* [WHAT THE EXERCISE ASKS] Your task is to transcribe the data in full.

* [DATA IN THIS EXERCISE]
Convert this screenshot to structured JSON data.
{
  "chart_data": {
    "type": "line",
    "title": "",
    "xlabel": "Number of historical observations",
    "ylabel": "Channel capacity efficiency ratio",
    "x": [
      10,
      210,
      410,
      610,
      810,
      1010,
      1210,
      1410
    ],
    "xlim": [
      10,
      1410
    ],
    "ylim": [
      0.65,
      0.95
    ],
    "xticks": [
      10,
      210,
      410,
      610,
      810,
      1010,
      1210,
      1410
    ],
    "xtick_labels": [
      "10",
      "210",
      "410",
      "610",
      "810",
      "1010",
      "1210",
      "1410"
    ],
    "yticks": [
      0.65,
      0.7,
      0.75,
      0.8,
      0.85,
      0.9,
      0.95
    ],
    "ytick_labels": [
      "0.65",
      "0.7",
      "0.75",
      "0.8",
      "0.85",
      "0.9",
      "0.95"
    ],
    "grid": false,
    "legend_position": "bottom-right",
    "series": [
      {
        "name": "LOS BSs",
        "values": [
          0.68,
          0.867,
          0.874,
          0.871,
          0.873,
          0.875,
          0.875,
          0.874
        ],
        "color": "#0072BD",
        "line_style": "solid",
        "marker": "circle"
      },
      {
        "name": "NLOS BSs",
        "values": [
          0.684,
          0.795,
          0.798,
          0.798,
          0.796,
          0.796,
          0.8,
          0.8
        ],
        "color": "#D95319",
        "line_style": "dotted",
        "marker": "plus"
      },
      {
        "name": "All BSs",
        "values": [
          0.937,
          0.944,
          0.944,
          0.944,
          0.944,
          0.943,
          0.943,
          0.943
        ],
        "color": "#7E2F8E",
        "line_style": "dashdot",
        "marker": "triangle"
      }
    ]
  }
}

* [FULL OUTPUT]
Convert this screenshot to structured JSON data.
{
  "chart_data": {
    "type": "line",
    "title": "",
    "xlabel": "Number of historical observations",
    "ylabel": "Channel capacity efficiency ratio",
    "x": [
      10,
      210,
      410,
      610,
      810,
      1010,
      1210,
      1410
    ],
    "xlim": [
      10,
      1410
    ],
    "ylim": [
      0.65,
      0.95
    ],
    "xticks": [
      10,
      210,
      410,
      610,
      810,
      1010,
      1210,
      1410
    ],
    "xtick_labels": [
      "10",
      "210",
      "410",
      "610",
      "810",
      "1010",
      "1210",
      "1410"
    ],
    "yticks": [
      0.65,
      0.7,
      0.75,
      0.8,
      0.85,
      0.9,
      0.95
    ],
    "ytick_labels": [
      "0.65",
      "0.7",
      "0.75",
      "0.8",
      "0.85",
      "0.9",
      "0.95"
    ],
    "grid": false,
    "legend_position": "bottom-right",
    "series": [
      {
        "name": "LOS BSs",
        "values": [
          0.68,
          0.867,
          0.874,
          0.871,
          0.873,
          0.875,
          0.875,
          0.874
        ],
        "color": "#0072BD",
        "line_style": "solid",
        "marker": "circle"
      },
      {
        "name": "NLOS BSs",
        "values": [
          0.684,
          0.795,
          0.798,
          0.798,
          0.796,
          0.796,
          0.8,
          0.8
        ],
        "color": "#D95319",
        "line_style": "dotted",
        "marker": "plus"
      },
      {
        "name": "All BSs",
        "values": [
          0.937,
          0.944,
          0.944,
          0.944,
          0.944,
          0.943,
          0.943,
          0.943
        ],
        "color": "#7E2F8E",
        "line_style": "dashdot",
        "marker": "triangle"
      }
    ]
  }
}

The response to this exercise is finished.